(Data listing)
§ §

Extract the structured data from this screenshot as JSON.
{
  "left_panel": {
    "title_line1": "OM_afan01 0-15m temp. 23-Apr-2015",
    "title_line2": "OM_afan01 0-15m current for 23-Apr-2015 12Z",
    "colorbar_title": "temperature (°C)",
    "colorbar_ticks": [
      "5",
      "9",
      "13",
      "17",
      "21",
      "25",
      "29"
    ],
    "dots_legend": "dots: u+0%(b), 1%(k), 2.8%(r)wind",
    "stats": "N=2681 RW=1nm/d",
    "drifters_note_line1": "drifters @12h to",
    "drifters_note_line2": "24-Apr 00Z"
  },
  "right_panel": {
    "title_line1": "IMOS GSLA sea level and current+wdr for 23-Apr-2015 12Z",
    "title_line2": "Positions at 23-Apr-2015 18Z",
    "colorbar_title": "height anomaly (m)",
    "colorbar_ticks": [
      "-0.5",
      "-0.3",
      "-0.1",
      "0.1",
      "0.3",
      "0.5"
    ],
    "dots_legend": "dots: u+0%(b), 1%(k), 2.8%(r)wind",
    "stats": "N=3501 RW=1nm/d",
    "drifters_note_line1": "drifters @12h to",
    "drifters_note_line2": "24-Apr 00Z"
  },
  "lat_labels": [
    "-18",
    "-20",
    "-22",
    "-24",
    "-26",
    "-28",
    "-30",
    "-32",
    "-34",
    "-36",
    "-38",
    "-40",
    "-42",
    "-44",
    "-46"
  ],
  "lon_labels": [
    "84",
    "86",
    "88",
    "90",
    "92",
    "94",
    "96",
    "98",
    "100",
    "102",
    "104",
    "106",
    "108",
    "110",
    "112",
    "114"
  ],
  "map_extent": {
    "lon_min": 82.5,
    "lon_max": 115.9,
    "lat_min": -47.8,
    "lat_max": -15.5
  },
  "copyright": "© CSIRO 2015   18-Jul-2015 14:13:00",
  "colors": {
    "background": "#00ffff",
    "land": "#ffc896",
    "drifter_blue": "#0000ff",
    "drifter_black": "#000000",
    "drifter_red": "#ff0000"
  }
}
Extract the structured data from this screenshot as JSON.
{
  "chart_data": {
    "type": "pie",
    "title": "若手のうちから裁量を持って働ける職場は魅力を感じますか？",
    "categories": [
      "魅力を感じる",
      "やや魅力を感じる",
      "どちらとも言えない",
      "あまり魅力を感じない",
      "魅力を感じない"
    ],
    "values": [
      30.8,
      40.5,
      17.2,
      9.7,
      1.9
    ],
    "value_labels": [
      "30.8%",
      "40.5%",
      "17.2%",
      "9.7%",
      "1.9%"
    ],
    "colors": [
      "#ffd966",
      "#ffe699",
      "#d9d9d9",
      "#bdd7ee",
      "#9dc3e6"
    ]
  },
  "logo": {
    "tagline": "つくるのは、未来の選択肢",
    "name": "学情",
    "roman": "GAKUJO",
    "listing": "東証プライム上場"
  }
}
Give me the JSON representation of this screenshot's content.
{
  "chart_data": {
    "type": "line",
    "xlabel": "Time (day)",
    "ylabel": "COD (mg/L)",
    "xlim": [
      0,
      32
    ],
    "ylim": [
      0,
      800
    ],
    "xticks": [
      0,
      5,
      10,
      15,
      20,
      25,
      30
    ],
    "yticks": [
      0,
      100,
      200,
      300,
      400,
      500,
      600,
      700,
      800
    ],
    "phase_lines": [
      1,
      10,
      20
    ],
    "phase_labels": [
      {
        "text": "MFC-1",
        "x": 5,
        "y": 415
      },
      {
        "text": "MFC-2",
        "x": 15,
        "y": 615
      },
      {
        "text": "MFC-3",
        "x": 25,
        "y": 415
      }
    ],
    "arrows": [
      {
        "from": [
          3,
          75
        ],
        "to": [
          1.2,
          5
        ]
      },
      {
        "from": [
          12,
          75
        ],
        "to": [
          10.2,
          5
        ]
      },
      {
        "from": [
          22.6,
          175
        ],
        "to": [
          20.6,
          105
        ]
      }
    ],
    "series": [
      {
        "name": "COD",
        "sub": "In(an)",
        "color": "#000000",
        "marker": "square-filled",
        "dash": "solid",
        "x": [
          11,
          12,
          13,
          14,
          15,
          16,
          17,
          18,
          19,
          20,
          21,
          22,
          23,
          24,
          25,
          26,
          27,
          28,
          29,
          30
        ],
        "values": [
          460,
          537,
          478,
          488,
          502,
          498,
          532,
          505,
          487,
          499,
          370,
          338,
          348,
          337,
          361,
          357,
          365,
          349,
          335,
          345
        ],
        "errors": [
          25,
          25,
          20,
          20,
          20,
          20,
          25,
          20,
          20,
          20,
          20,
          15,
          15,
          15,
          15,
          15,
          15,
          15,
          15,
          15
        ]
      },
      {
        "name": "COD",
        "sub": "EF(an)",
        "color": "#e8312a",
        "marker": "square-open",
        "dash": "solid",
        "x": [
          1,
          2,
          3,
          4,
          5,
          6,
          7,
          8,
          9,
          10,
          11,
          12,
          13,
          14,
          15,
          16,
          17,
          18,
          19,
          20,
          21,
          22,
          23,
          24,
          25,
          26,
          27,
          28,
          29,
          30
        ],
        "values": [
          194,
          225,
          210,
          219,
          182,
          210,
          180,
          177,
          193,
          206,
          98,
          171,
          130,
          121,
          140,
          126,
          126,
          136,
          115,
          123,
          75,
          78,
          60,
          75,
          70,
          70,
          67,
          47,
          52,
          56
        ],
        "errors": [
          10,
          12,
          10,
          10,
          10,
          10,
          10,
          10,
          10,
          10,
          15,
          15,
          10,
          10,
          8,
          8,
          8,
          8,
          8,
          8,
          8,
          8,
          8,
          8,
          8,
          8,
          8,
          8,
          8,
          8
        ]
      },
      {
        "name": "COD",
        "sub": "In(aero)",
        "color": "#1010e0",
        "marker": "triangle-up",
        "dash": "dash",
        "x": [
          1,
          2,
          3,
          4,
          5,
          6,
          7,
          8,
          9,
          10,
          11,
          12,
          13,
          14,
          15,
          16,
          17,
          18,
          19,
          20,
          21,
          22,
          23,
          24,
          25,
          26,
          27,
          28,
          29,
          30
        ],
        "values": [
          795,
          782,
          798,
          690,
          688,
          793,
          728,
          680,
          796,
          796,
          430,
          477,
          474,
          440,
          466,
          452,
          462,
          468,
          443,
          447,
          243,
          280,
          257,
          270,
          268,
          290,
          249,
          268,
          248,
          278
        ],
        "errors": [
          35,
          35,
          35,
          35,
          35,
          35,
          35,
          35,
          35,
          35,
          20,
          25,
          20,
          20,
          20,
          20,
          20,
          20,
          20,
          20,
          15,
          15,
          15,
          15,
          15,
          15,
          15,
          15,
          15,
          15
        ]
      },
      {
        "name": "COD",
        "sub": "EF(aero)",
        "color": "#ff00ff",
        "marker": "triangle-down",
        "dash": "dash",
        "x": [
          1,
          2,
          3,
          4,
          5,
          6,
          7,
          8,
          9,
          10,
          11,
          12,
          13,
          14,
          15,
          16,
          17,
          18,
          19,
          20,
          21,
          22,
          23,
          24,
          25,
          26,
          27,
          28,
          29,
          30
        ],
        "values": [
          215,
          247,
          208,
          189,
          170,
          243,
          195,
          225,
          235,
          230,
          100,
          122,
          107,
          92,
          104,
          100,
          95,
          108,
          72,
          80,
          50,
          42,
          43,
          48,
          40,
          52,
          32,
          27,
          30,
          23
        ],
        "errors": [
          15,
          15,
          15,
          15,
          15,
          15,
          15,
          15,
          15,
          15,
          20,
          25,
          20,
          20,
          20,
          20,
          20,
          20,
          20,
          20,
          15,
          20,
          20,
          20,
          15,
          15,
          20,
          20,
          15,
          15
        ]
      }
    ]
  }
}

§ §

» **Requirement**:
Exactly reproduce every record.

» **Task solution**:
Extract the structured data from this screenshot as JSON.
{
  "left_panel": {
    "title_line1": "OM_afan01 0-15m temp. 23-Apr-2015",
    "title_line2": "OM_afan01 0-15m current for 23-Apr-2015 12Z",
    "colorbar_title": "temperature (°C)",
    "colorbar_ticks": [
      "5",
      "9",
      "13",
      "17",
      "21",
      "25",
      "29"
    ],
    "dots_legend": "dots: u+0%(b), 1%(k), 2.8%(r)wind",
    "stats": "N=2681 RW=1nm/d",
    "drifters_note_line1": "drifters @12h to",
    "drifters_note_line2": "24-Apr 00Z"
  },
  "right_panel": {
    "title_line1": "IMOS GSLA sea level and current+wdr for 23-Apr-2015 12Z",
    "title_line2": "Positions at 23-Apr-2015 18Z",
    "colorbar_title": "height anomaly (m)",
    "colorbar_ticks": [
      "-0.5",
      "-0.3",
      "-0.1",
      "0.1",
      "0.3",
      "0.5"
    ],
    "dots_legend": "dots: u+0%(b), 1%(k), 2.8%(r)wind",
    "stats": "N=3501 RW=1nm/d",
    "drifters_note_line1": "drifters @12h to",
    "drifters_note_line2": "24-Apr 00Z"
  },
  "lat_labels": [
    "-18",
    "-20",
    "-22",
    "-24",
    "-26",
    "-28",
    "-30",
    "-32",
    "-34",
    "-36",
    "-38",
    "-40",
    "-42",
    "-44",
    "-46"
  ],
  "lon_labels": [
    "84",
    "86",
    "88",
    "90",
    "92",
    "94",
    "96",
    "98",
    "100",
    "102",
    "104",
    "106",
    "108",
    "110",
    "112",
    "114"
  ],
  "map_extent": {
    "lon_min": 82.5,
    "lon_max": 115.9,
    "lat_min": -47.8,
    "lat_max": -15.5
  },
  "copyright": "© CSIRO 2015   18-Jul-2015 14:13:00",
  "colors": {
    "background": "#00ffff",
    "land": "#ffc896",
    "drifter_blue": "#0000ff",
    "drifter_black": "#000000",
    "drifter_red": "#ff0000"
  }
}
Extract the structured data from this screenshot as JSON.
{
  "chart_data": {
    "type": "pie",
    "title": "若手のうちから裁量を持って働ける職場は魅力を感じますか？",
    "categories": [
      "魅力を感じる",
      "やや魅力を感じる",
      "どちらとも言えない",
      "あまり魅力を感じない",
      "魅力を感じない"
    ],
    "values": [
      30.8,
      40.5,
      17.2,
      9.7,
      1.9
    ],
    "value_labels": [
      "30.8%",
      "40.5%",
      "17.2%",
      "9.7%",
      "1.9%"
    ],
    "colors": [
      "#ffd966",
      "#ffe699",
      "#d9d9d9",
      "#bdd7ee",
      "#9dc3e6"
    ]
  },
  "logo": {
    "tagline": "つくるのは、未来の選択肢",
    "name": "学情",
    "roman": "GAKUJO",
    "listing": "東証プライム上場"
  }
}
Give me the JSON representation of this screenshot's content.
{
  "chart_data": {
    "type": "line",
    "xlabel": "Time (day)",
    "ylabel": "COD (mg/L)",
    "xlim": [
      0,
      32
    ],
    "ylim": [
      0,
      800
    ],
    "xticks": [
      0,
      5,
      10,
      15,
      20,
      25,
      30
    ],
    "yticks": [
      0,
      100,
      200,
      300,
      400,
      500,
      600,
      700,
      800
    ],
    "phase_lines": [
      1,
      10,
      20
    ],
    "phase_labels": [
      {
        "text": "MFC-1",
        "x": 5,
        "y": 415
      },
      {
        "text": "MFC-2",
        "x": 15,
        "y": 615
      },
      {
        "text": "MFC-3",
        "x": 25,
        "y": 415
      }
    ],
    "arrows": [
      {
        "from": [
          3,
          75
        ],
        "to": [
          1.2,
          5
        ]
      },
      {
        "from": [
          12,
          75
        ],
        "to": [
          10.2,
          5
        ]
      },
      {
        "from": [
          22.6,
          175
        ],
        "to": [
          20.6,
          105
        ]
      }
    ],
    "series": [
      {
        "name": "COD",
        "sub": "In(an)",
        "color": "#000000",
        "marker": "square-filled",
        "dash": "solid",
        "x": [
          11,
          12,
          13,
          14,
          15,
          16,
          17,
          18,
          19,
          20,
          21,
          22,
          23,
          24,
          25,
          26,
          27,
          28,
          29,
          30
        ],
        "values": [
          460,
          537,
          478,
          488,
          502,
          498,
          532,
          505,
          487,
          499,
          370,
          338,
          348,
          337,
          361,
          357,
          365,
          349,
          335,
          345
        ],
        "errors": [
          25,
          25,
          20,
          20,
          20,
          20,
          25,
          20,
          20,
          20,
          20,
          15,
          15,
          15,
          15,
          15,
          15,
          15,
          15,
          15
        ]
      },
      {
        "name": "COD",
        "sub": "EF(an)",
        "color": "#e8312a",
        "marker": "square-open",
        "dash": "solid",
        "x": [
          1,
          2,
          3,
          4,
          5,
          6,
          7,
          8,
          9,
          10,
          11,
          12,
          13,
          14,
          15,
          16,
          17,
          18,
          19,
          20,
          21,
          22,
          23,
          24,
          25,
          26,
          27,
          28,
          29,
          30
        ],
        "values": [
          194,
          225,
          210,
          219,
          182,
          210,
          180,
          177,
          193,
          206,
          98,
          171,
          130,
          121,
          140,
          126,
          126,
          136,
          115,
          123,
          75,
          78,
          60,
          75,
          70,
          70,
          67,
          47,
          52,
          56
        ],
        "errors": [
          10,
          12,
          10,
          10,
          10,
          10,
          10,
          10,
          10,
          10,
          15,
          15,
          10,
          10,
          8,
          8,
          8,
          8,
          8,
          8,
          8,
          8,
          8,
          8,
          8,
          8,
          8,
          8,
          8,
          8
        ]
      },
      {
        "name": "COD",
        "sub": "In(aero)",
        "color": "#1010e0",
        "marker": "triangle-up",
        "dash": "dash",
        "x": [
          1,
          2,
          3,
          4,
          5,
          6,
          7,
          8,
          9,
          10,
          11,
          12,
          13,
          14,
          15,
          16,
          17,
          18,
          19,
          20,
          21,
          22,
          23,
          24,
          25,
          26,
          27,
          28,
          29,
          30
        ],
        "values": [
          795,
          782,
          798,
          690,
          688,
          793,
          728,
          680,
          796,
          796,
          430,
          477,
          474,
          440,
          466,
          452,
          462,
          468,
          443,
          447,
          243,
          280,
          257,
          270,
          268,
          290,
          249,
          268,
          248,
          278
        ],
        "errors": [
          35,
          35,
          35,
          35,
          35,
          35,
          35,
          35,
          35,
          35,
          20,
          25,
          20,
          20,
          20,
          20,
          20,
          20,
          20,
          20,
          15,
          15,
          15,
          15,
          15,
          15,
          15,
          15,
          15,
          15
        ]
      },
      {
        "name": "COD",
        "sub": "EF(aero)",
        "color": "#ff00ff",
        "marker": "triangle-down",
        "dash": "dash",
        "x": [
          1,
          2,
          3,
          4,
          5,
          6,
          7,
          8,
          9,
          10,
          11,
          12,
          13,
          14,
          15,
          16,
          17,
          18,
          19,
          20,
          21,
          22,
          23,
          24,
          25,
          26,
          27,
          28,
          29,
          30
        ],
        "values": [
          215,
          247,
          208,
          189,
          170,
          243,
          195,
          225,
          235,
          230,
          100,
          122,
          107,
          92,
          104,
          100,
          95,
          108,
          72,
          80,
          50,
          42,
          43,
          48,
          40,
          52,
          32,
          27,
          30,
          23
        ],
        "errors": [
          15,
          15,
          15,
          15,
          15,
          15,
          15,
          15,
          15,
          15,
          20,
          25,
          20,
          20,
          20,
          20,
          20,
          20,
          20,
          20,
          15,
          20,
          20,
          20,
          15,
          15,
          20,
          20,
          15,
          15
        ]
      }
    ]
  }
}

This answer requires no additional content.